> _What you will do_
Pick out the lines in the listing below that contain the word "mukosa" and copy them.

* * * * *

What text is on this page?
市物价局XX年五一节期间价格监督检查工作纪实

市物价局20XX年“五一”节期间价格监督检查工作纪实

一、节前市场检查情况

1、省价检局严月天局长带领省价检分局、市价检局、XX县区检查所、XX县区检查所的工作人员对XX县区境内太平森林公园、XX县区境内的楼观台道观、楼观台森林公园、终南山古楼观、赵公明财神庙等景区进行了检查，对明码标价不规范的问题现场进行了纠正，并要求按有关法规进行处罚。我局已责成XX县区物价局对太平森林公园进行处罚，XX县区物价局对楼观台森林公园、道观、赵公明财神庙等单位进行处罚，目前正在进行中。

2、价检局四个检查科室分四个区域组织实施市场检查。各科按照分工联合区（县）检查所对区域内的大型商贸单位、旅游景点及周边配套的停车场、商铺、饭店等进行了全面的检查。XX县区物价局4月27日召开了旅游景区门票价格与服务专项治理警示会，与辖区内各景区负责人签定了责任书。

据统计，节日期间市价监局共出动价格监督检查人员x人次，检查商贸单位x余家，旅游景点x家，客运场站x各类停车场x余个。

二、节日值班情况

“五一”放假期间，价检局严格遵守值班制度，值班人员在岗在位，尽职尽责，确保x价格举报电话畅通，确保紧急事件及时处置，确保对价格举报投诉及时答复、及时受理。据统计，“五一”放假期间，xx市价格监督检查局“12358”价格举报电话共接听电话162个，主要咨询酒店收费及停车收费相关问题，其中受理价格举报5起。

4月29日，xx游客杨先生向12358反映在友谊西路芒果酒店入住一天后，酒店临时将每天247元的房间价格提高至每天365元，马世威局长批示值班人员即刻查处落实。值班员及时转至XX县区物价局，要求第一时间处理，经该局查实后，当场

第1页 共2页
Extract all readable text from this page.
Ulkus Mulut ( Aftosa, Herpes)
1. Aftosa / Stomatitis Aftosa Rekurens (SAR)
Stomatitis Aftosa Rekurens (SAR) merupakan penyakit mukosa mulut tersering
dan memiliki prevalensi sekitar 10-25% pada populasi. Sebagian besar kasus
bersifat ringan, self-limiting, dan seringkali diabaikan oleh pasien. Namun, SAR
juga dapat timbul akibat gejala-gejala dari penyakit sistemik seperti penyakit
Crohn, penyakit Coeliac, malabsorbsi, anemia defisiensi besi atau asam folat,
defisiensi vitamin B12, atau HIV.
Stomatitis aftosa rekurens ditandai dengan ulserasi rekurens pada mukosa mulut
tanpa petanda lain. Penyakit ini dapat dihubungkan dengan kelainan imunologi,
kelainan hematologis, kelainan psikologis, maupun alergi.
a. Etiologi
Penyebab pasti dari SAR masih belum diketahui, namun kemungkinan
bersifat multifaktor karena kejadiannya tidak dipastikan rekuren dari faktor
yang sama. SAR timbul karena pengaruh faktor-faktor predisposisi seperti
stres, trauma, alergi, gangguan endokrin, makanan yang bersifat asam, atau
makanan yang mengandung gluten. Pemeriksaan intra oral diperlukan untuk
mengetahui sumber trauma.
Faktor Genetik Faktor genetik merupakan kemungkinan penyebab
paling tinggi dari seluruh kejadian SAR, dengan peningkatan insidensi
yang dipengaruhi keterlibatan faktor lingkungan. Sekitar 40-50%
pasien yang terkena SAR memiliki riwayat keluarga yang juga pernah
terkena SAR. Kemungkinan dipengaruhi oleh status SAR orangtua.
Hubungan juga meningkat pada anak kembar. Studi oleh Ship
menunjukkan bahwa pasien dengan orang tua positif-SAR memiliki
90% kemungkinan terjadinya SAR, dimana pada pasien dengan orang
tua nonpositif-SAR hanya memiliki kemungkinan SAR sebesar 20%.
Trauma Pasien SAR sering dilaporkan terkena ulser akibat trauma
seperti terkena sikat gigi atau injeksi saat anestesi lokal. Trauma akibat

* * * * *

> _Task solution_
Stomatitis Aftosa Rekurens (SAR) merupakan penyakit mukosa mulut tersering
Stomatitis aftosa rekurens ditandai dengan ulserasi rekurens pada mukosa mulut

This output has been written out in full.